## Do this
Rewrite every line of the items below as a JSON list of strings, one string per line with blank lines omitted, and leave the pictures out.

★ ★ ★ ★ ★

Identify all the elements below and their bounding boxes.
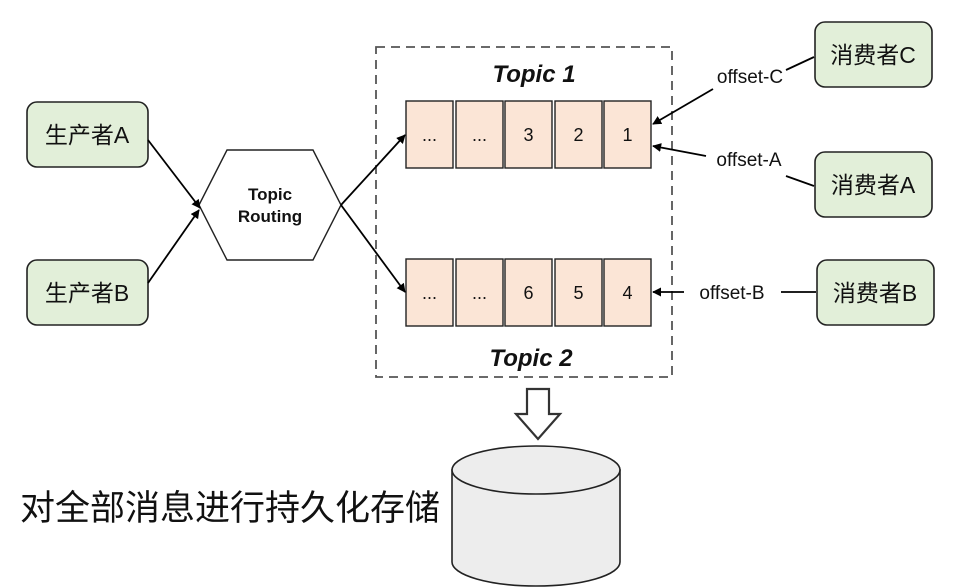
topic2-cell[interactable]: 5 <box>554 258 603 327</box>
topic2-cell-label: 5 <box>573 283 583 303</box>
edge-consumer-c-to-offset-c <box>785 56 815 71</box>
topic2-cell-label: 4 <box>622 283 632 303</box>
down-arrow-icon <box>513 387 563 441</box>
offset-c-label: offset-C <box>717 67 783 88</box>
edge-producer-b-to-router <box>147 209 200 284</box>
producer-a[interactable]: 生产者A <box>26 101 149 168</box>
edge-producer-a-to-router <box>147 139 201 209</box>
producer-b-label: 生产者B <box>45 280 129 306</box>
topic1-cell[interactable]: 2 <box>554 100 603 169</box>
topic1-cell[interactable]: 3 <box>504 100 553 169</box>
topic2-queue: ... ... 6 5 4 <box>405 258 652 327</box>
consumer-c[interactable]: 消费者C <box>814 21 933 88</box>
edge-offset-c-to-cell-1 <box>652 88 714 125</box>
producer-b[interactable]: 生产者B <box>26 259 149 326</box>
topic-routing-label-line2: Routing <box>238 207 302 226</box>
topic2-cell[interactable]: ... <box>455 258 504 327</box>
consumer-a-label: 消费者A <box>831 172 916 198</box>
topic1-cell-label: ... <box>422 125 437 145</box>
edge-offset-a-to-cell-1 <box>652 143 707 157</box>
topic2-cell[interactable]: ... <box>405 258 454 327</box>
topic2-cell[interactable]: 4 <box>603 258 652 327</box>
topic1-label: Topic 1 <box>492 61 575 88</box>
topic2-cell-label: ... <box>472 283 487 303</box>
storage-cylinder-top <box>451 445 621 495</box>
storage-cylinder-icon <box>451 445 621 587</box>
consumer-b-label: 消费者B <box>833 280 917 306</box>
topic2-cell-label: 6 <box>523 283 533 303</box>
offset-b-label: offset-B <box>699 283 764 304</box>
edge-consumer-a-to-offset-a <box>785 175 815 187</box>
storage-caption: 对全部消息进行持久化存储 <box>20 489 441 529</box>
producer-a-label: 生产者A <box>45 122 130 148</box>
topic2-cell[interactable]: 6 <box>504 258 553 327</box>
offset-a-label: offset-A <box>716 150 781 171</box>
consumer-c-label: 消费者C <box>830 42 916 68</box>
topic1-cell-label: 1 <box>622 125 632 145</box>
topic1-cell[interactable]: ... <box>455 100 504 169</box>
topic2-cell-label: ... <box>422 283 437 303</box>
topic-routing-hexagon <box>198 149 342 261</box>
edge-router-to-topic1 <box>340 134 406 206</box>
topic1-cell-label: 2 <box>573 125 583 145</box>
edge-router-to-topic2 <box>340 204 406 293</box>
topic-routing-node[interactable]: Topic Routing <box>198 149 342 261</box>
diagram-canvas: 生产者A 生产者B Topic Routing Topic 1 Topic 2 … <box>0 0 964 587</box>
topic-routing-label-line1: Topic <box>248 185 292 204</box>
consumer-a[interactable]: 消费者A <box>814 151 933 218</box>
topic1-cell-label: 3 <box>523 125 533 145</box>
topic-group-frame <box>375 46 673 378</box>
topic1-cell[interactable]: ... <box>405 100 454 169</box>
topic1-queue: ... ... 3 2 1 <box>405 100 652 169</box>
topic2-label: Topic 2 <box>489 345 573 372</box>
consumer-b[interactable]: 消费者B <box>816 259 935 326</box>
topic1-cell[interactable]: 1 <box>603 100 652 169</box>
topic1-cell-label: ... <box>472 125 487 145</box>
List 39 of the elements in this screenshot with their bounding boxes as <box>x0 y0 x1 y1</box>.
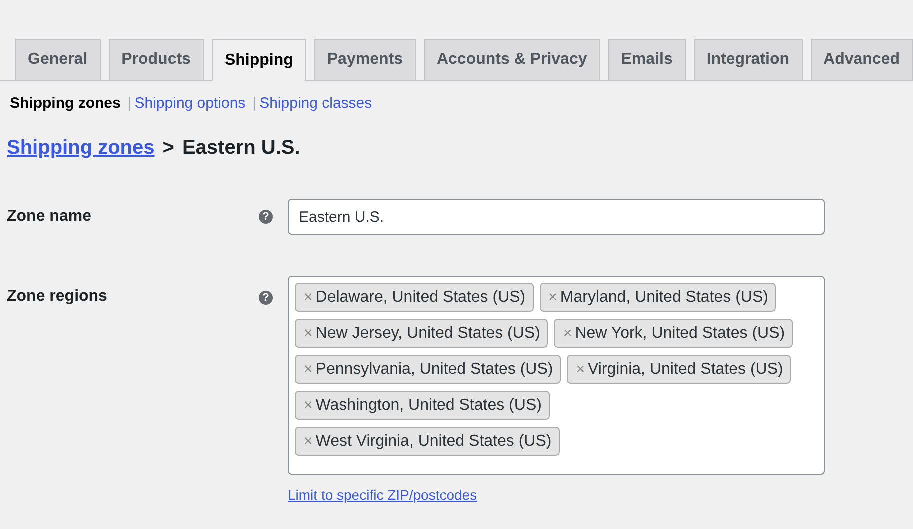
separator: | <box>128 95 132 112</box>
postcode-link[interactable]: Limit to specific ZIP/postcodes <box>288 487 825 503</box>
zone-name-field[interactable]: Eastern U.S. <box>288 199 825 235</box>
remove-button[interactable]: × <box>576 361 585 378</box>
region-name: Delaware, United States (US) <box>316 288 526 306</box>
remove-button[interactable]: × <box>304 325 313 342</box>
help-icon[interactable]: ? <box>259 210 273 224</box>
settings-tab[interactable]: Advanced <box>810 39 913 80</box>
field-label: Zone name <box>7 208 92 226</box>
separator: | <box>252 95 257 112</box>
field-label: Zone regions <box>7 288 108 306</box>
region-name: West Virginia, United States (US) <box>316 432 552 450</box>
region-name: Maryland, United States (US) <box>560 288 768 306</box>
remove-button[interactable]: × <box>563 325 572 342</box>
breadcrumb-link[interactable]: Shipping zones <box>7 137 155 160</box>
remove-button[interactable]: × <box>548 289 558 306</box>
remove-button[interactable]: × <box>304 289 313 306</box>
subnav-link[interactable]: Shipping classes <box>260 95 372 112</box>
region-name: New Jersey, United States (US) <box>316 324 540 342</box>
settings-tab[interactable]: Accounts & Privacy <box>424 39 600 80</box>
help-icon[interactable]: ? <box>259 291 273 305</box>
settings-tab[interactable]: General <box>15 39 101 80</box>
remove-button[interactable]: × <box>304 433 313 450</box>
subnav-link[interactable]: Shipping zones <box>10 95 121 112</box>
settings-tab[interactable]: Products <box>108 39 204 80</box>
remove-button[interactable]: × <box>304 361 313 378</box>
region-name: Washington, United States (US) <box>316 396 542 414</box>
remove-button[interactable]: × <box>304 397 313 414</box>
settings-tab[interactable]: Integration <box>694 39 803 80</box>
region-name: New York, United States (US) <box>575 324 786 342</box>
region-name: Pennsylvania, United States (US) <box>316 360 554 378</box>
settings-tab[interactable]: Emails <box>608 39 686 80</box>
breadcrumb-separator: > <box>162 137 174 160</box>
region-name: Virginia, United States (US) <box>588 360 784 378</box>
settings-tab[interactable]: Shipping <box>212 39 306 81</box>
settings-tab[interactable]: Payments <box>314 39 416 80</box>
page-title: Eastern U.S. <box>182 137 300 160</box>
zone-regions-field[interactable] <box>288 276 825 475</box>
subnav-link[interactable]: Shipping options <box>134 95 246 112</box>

★ ★ ★ ★ ★

## Result of the exercise
[
  "Identify all the elements below and their bounding boxes.",
  "topic2-cell[interactable]: 5 <box>554 258 603 327</box>",
  "topic2-cell-label: 5 <box>573 283 583 303</box>",
  "edge-consumer-c-to-offset-c <box>785 56 815 71</box>",
  "topic2-cell-label: 4 <box>622 283 632 303</box>",
  "down-arrow-icon <box>513 387 563 441</box>",
  "offset-c-label: offset-C <box>717 67 783 88</box>",
  "edge-producer-b-to-router <box>147 209 200 284</box>",
  "producer-a[interactable]: 生产者A <box>26 101 149 168</box>",
  "edge-producer-a-to-router <box>147 139 201 209</box>",
  "producer-b-label: 生产者B <box>45 280 129 306</box>",
  "topic1-cell[interactable]: 2 <box>554 100 603 169</box>",
  "topic1-cell[interactable]: 3 <box>504 100 553 169</box>",
  "topic2-queue: ... ... 6 5 4 <box>405 258 652 327</box>",
  "consumer-c[interactable]: 消费者C <box>814 21 933 88</box>",
  "edge-offset-c-to-cell-1 <box>652 88 714 125</box>",
  "producer-b[interactable]: 生产者B <box>26 259 149 326</box>",
  "topic-routing-label-line2: Routing <box>238 207 302 226</box>",
  "topic2-cell[interactable]: ... <box>455 258 504 327</box>",
  "consumer-a-label: 消费者A <box>831 172 916 198</box>",
  "topic1-cell-label: ... <box>422 125 437 145</box>",
  "edge-offset-a-to-cell-1 <box>652 143 707 157</box>",
  "topic2-cell[interactable]: ... <box>405 258 454 327</box>",
  "topic2-cell[interactable]: 4 <box>603 258 652 327</box>",
  "topic1-label: Topic 1 <box>492 61 575 88</box>",
  "topic2-cell-label: ... <box>472 283 487 303</box>",
  "storage-cylinder-top <box>451 445 621 495</box>",
  "storage-cylinder-icon <box>451 445 621 587</box>",
  "consumer-b-label: 消费者B <box>833 280 917 306</box>",
  "topic2-cell-label: 6 <box>523 283 533 303</box>",
  "offset-b-label: offset-B <box>699 283 764 304</box>",
  "edge-consumer-a-to-offset-a <box>785 175 815 187</box>",
  "storage-caption: 对全部消息进行持久化存储 <box>20 489 441 529</box>",
  "producer-a-label: 生产者A <box>45 122 130 148</box>",
  "topic2-cell[interactable]: 6 <box>504 258 553 327</box>",
  "offset-a-label: offset-A <box>716 150 781 171</box>",
  "consumer-c-label: 消费者C <box>830 42 916 68</box>",
  "topic1-cell-label: 1 <box>622 125 632 145</box>",
  "topic1-cell[interactable]: ... <box>455 100 504 169</box>",
  "topic2-cell-label: ... <box>422 283 437 303</box>",
  "topic-routing-hexagon <box>198 149 342 261</box>",
  "edge-router-to-topic1 <box>340 134 406 206</box>",
  "topic1-cell-label: 2 <box>573 125 583 145</box>",
  "edge-router-to-topic2 <box>340 204 406 293</box>",
  "topic-routing-node[interactable]: Topic Routing <box>198 149 342 261</box>",
  "diagram-canvas: 生产者A 生产者B Topic Routing Topic 1 Topic 2 … <box>0 0 964 587</box>",
  "topic-routing-label-line1: Topic <box>248 185 292 204</box>",
  "consumer-a[interactable]: 消费者A <box>814 151 933 218</box>",
  "topic1-cell-label: 3 <box>523 125 533 145</box>",
  "topic-group-frame <box>375 46 673 378</box>",
  "topic1-cell[interactable]: ... <box>405 100 454 169</box>",
  "topic1-queue: ... ... 3 2 1 <box>405 100 652 169</box>",
  "topic2-label: Topic 2 <box>489 345 573 372</box>",
  "consumer-b[interactable]: 消费者B <box>816 259 935 326</box>",
  "topic1-cell[interactable]: 1 <box>603 100 652 169</box>",
  "topic1-cell-label: ... <box>472 125 487 145</box>",
  "List 39 of the elements in this screenshot with their bounding boxes as <box>x0 y0 x1 y1</box>.",
  "separator: | <box>128 95 132 112</box>",
  "postcode-link[interactable]: Limit to specific ZIP/postcodes <box>288 487 825 503</box>",
  "zone-name-field[interactable]: Eastern U.S. <box>288 199 825 235</box>",
  "remove-button[interactable]: × <box>576 361 585 378</box>",
  "region-name: Delaware, United States (US) <box>316 288 526 306</box>",
  "remove-button[interactable]: × <box>304 325 313 342</box>",
  "help-icon[interactable]: ? <box>259 210 273 224</box>",
  "settings-tab[interactable]: Advanced <box>810 39 913 80</box>",
  "field-label: Zone name <box>7 208 92 226</box>",
  "separator: | <box>252 95 257 112</box>",
  "field-label: Zone regions <box>7 288 108 306</box>",
  "region-name: West Virginia, United States (US) <box>316 432 552 450</box>",
  "region-name: Maryland, United States (US) <box>560 288 768 306</box>",
  "remove-button[interactable]: × <box>563 325 572 342</box>",
  "breadcrumb-link[interactable]: Shipping zones <box>7 137 155 160</box>",
  "remove-button[interactable]: × <box>548 289 558 306</box>",
  "remove-button[interactable]: × <box>304 289 313 306</box>",
  "subnav-link[interactable]: Shipping classes <box>260 95 372 112</box>",
  "region-name: New Jersey, United States (US) <box>316 324 540 342</box>",
  "settings-tab[interactable]: Accounts & Privacy <box>424 39 600 80</box>",
  "help-icon[interactable]: ? <box>259 291 273 305</box>",
  "settings-tab[interactable]: General <box>15 39 101 80</box>",
  "remove-button[interactable]: × <box>304 433 313 450</box>",
  "subnav-link[interactable]: Shipping zones <box>10 95 121 112</box>",
  "settings-tab[interactable]: Products <box>108 39 204 80</box>",
  "remove-button[interactable]: × <box>304 361 313 378</box>",
  "region-name: Washington, United States (US) <box>316 396 542 414</box>",
  "remove-button[interactable]: × <box>304 397 313 414</box>",
  "settings-tab[interactable]: Integration <box>694 39 803 80</box>",
  "region-name: New York, United States (US) <box>575 324 786 342</box>",
  "region-name: Pennsylvania, United States (US) <box>316 360 554 378</box>",
  "settings-tab[interactable]: Emails <box>608 39 686 80</box>",
  "breadcrumb-separator: > <box>162 137 174 160</box>",
  "region-name: Virginia, United States (US) <box>588 360 784 378</box>",
  "settings-tab[interactable]: Shipping <box>212 39 306 81</box>",
  "settings-tab[interactable]: Payments <box>314 39 416 80</box>",
  "page-title: Eastern U.S. <box>182 137 300 160</box>",
  "zone-regions-field[interactable] <box>288 276 825 475</box>",
  "subnav-link[interactable]: Shipping options <box>134 95 246 112</box>"
]